Aim:
Look through the listing for the word "Solidarity". Copy each line that has it.

● ● ● ● ● ● ●

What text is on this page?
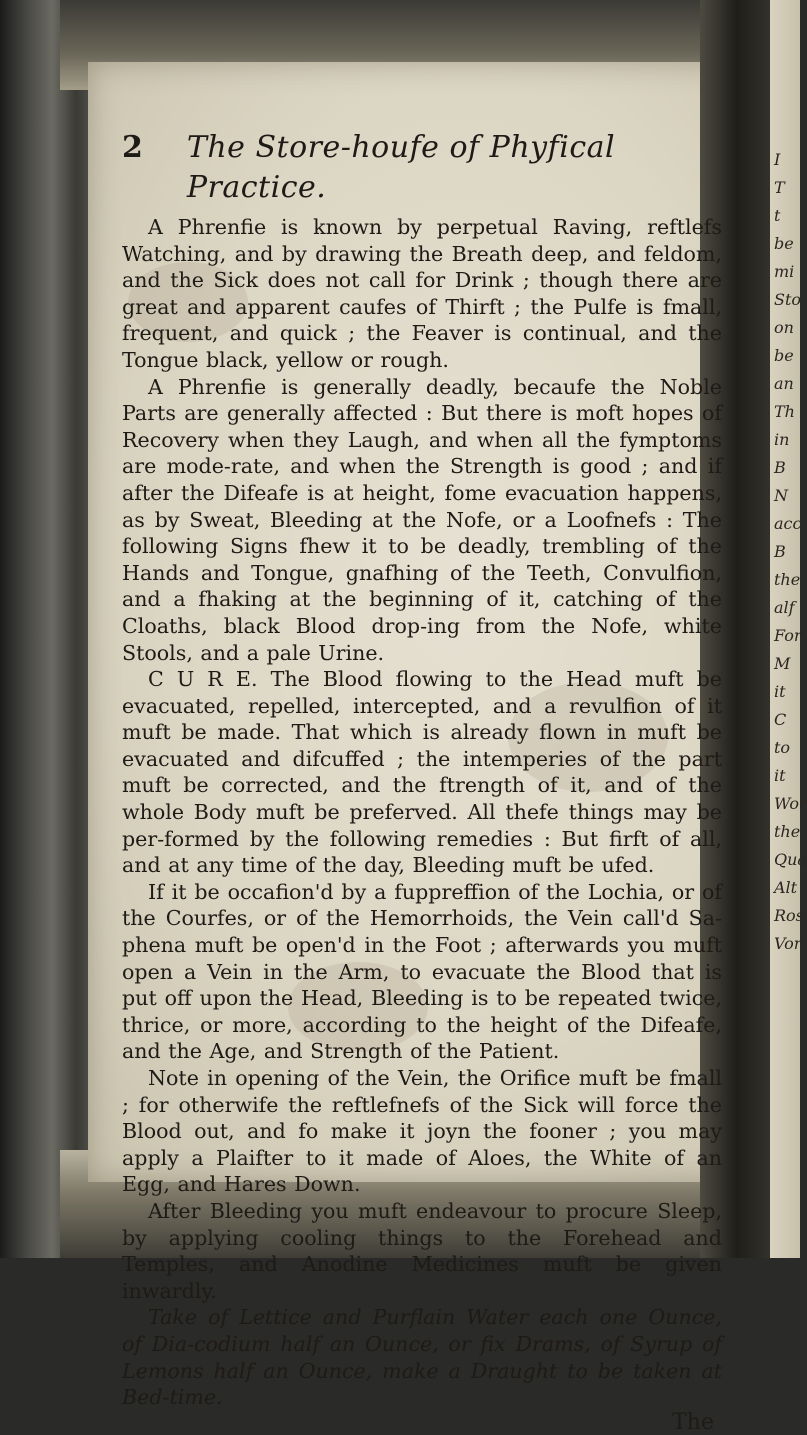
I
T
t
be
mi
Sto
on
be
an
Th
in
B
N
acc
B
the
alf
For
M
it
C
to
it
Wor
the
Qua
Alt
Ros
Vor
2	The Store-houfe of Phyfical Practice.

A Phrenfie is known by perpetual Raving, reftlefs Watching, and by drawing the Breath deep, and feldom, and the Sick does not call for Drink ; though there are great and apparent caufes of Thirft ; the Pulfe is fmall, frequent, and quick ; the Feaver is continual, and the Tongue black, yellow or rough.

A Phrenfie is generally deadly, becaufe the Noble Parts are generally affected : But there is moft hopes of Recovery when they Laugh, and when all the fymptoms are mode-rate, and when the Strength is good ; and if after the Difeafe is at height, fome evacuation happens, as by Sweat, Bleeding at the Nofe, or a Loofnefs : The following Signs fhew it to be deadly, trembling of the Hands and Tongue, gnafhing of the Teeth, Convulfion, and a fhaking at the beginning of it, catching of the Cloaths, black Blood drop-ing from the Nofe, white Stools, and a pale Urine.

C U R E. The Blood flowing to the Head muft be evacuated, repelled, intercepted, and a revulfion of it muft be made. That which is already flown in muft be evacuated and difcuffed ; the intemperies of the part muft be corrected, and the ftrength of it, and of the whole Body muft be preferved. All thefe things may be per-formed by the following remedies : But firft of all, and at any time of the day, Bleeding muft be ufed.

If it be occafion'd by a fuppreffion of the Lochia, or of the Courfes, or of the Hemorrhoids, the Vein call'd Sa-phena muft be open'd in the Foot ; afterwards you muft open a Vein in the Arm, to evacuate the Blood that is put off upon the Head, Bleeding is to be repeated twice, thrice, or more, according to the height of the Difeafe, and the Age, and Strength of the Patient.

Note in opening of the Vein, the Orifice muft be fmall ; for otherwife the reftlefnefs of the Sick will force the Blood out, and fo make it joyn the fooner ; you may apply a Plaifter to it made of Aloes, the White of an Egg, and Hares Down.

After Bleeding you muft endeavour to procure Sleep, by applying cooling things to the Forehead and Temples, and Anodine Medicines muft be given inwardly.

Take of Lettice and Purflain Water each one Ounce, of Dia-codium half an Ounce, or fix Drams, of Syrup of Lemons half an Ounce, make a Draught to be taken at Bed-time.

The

● ● ● ● ● ● ●

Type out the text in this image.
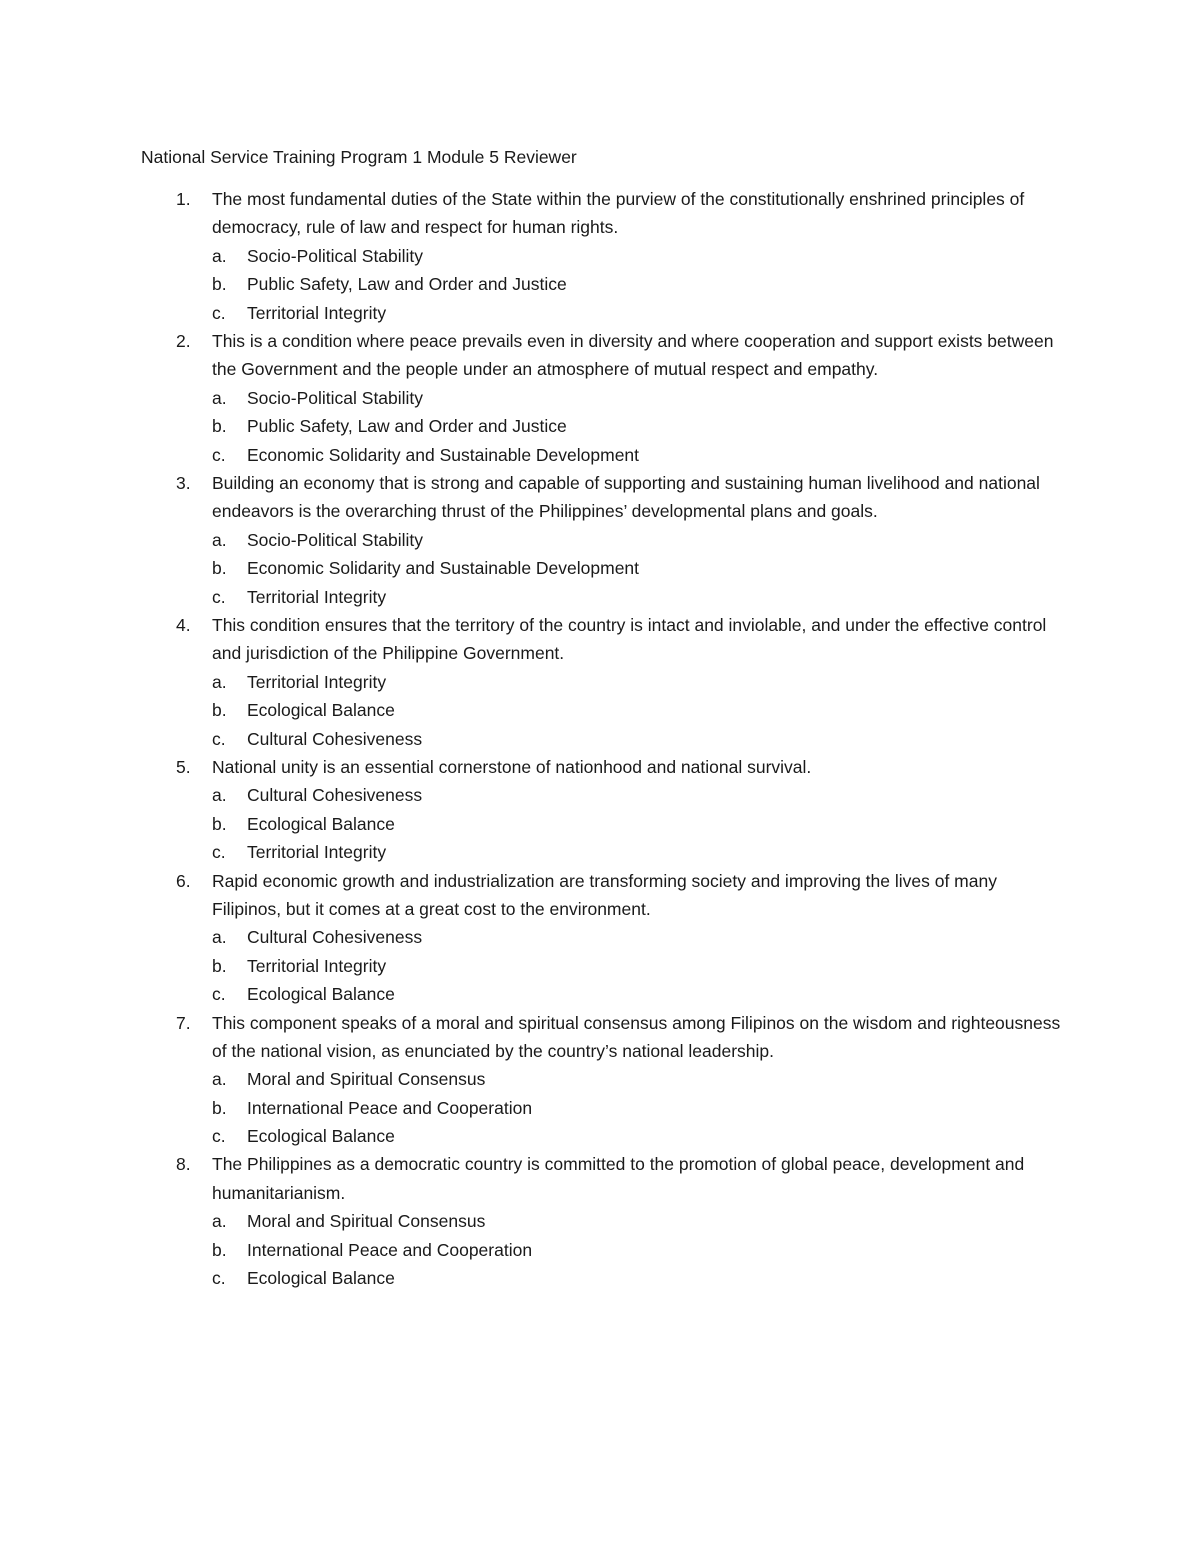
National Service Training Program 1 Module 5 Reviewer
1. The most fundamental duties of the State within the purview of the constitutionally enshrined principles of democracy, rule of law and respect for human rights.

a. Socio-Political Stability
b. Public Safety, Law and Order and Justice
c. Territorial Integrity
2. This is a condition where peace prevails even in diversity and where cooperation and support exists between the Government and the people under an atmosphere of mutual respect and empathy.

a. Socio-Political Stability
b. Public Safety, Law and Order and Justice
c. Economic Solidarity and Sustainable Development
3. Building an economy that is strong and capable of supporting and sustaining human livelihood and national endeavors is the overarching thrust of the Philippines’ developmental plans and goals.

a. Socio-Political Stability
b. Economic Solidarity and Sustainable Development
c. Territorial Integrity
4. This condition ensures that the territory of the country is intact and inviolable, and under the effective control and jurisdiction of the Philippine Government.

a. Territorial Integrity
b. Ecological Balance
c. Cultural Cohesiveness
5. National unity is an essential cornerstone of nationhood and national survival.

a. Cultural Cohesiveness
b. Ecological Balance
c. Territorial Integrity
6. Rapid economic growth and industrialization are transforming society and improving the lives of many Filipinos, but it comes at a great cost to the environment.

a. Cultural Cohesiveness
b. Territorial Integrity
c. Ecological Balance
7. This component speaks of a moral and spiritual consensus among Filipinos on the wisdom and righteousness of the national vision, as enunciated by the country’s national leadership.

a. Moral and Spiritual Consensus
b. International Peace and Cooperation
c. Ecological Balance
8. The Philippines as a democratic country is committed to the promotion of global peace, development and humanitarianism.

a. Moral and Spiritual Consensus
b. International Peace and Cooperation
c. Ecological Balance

● ● ● ● ● ● ●

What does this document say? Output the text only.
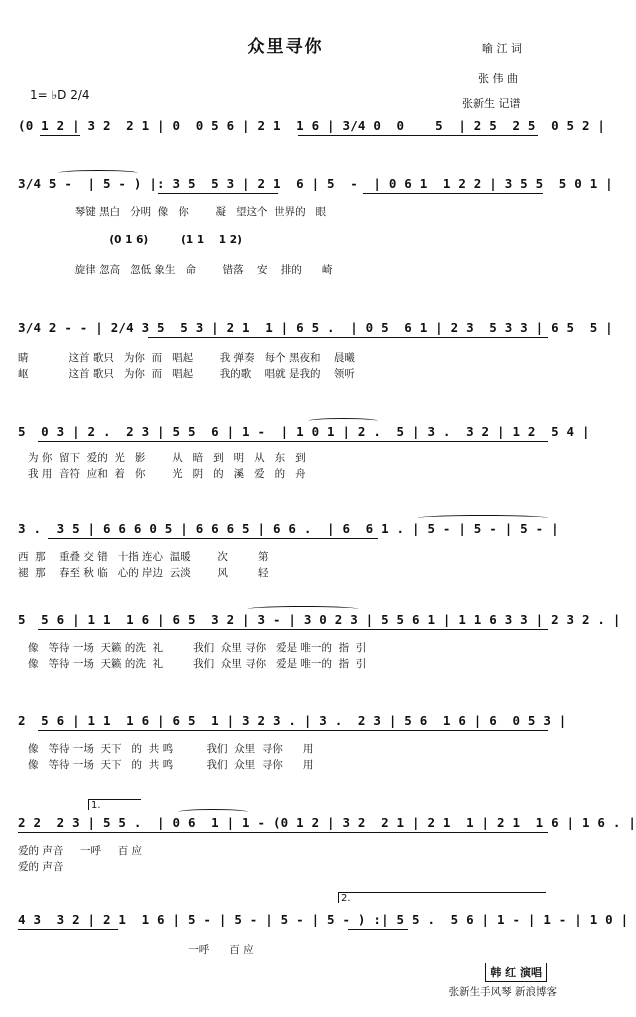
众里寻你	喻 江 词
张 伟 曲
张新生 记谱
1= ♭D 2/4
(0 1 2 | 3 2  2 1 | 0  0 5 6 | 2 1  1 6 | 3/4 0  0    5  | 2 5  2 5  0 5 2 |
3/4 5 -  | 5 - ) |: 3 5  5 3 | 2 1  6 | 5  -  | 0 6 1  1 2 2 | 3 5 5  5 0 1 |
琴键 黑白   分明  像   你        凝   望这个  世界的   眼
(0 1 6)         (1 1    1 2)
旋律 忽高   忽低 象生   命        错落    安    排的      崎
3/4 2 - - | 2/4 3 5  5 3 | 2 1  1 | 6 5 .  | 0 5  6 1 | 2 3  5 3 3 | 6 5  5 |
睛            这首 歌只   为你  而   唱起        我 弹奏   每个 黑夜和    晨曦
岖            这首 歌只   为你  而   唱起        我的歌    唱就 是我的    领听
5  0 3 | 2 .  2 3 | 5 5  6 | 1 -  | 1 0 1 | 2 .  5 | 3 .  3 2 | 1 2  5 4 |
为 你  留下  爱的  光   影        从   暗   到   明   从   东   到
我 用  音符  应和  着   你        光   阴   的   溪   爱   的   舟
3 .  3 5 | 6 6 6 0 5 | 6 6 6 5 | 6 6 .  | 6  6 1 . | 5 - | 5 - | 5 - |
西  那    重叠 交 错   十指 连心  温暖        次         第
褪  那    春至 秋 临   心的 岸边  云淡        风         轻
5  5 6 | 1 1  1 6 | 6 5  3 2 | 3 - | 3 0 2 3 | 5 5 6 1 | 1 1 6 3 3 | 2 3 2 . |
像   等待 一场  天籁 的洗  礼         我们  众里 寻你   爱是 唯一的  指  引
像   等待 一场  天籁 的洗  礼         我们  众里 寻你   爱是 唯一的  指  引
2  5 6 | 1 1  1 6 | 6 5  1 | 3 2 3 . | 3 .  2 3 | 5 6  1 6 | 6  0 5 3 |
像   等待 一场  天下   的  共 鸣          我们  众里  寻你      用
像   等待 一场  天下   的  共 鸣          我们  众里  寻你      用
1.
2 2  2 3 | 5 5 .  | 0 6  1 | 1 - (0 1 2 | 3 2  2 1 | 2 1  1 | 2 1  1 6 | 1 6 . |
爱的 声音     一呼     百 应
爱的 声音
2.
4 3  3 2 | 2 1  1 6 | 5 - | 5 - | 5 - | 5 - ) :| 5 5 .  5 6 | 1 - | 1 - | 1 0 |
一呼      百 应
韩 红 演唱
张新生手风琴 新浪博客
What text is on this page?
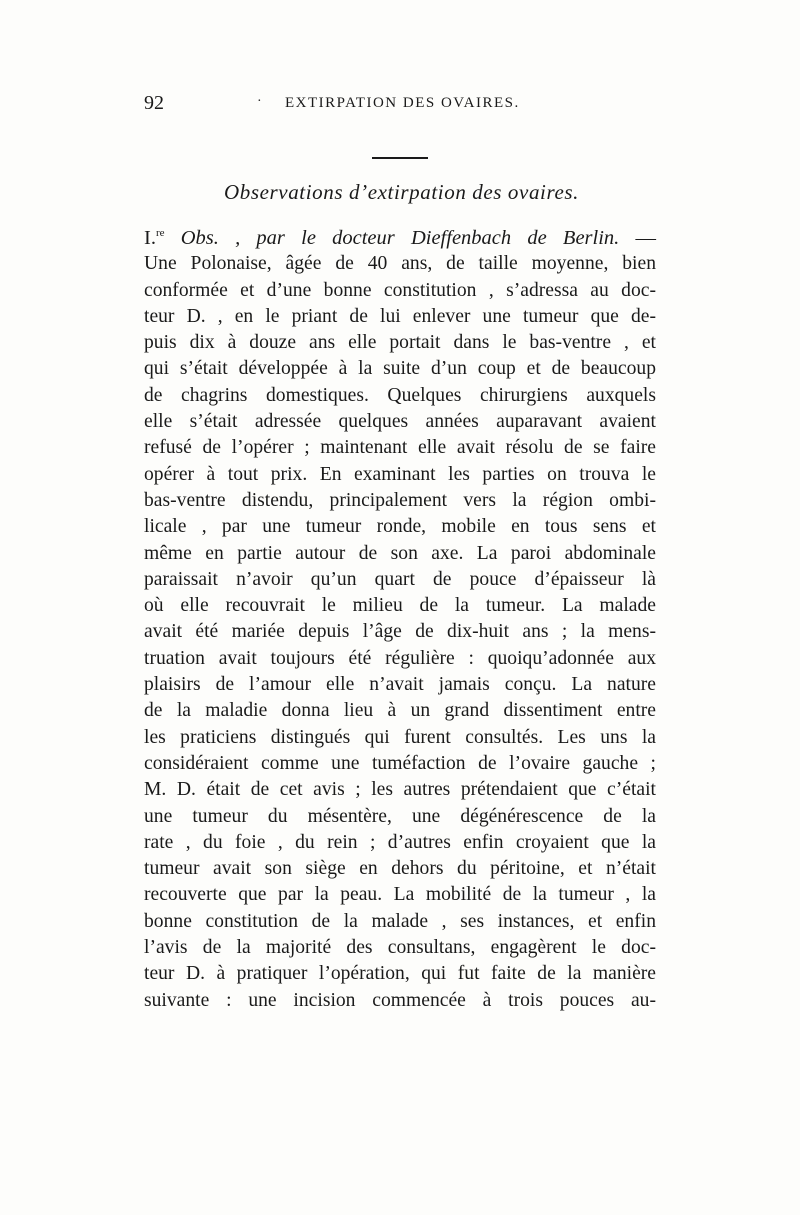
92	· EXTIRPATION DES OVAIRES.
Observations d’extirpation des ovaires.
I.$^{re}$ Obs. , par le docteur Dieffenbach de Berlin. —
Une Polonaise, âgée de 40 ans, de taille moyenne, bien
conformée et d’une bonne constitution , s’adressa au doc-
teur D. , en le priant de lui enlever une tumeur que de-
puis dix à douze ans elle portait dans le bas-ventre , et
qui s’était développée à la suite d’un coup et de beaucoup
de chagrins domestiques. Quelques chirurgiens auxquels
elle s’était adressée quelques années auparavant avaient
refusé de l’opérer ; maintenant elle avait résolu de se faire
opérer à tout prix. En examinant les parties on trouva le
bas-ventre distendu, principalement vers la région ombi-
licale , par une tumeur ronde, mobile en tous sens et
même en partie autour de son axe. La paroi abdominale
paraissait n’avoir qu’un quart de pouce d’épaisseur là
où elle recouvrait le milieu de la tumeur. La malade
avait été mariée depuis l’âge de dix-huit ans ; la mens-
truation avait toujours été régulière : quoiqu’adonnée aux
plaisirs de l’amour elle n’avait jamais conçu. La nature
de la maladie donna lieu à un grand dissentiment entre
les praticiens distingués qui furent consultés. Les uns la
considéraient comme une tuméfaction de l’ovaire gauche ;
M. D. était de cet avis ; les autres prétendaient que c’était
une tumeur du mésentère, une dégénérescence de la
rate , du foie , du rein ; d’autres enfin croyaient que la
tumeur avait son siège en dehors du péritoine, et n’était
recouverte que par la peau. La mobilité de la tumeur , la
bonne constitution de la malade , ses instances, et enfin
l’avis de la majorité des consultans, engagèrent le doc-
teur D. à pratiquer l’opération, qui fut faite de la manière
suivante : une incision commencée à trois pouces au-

● ● ● ● ● ● ●

Complete output:
c. Economic Solidarity and Sustainable Development
b. Economic Solidarity and Sustainable Development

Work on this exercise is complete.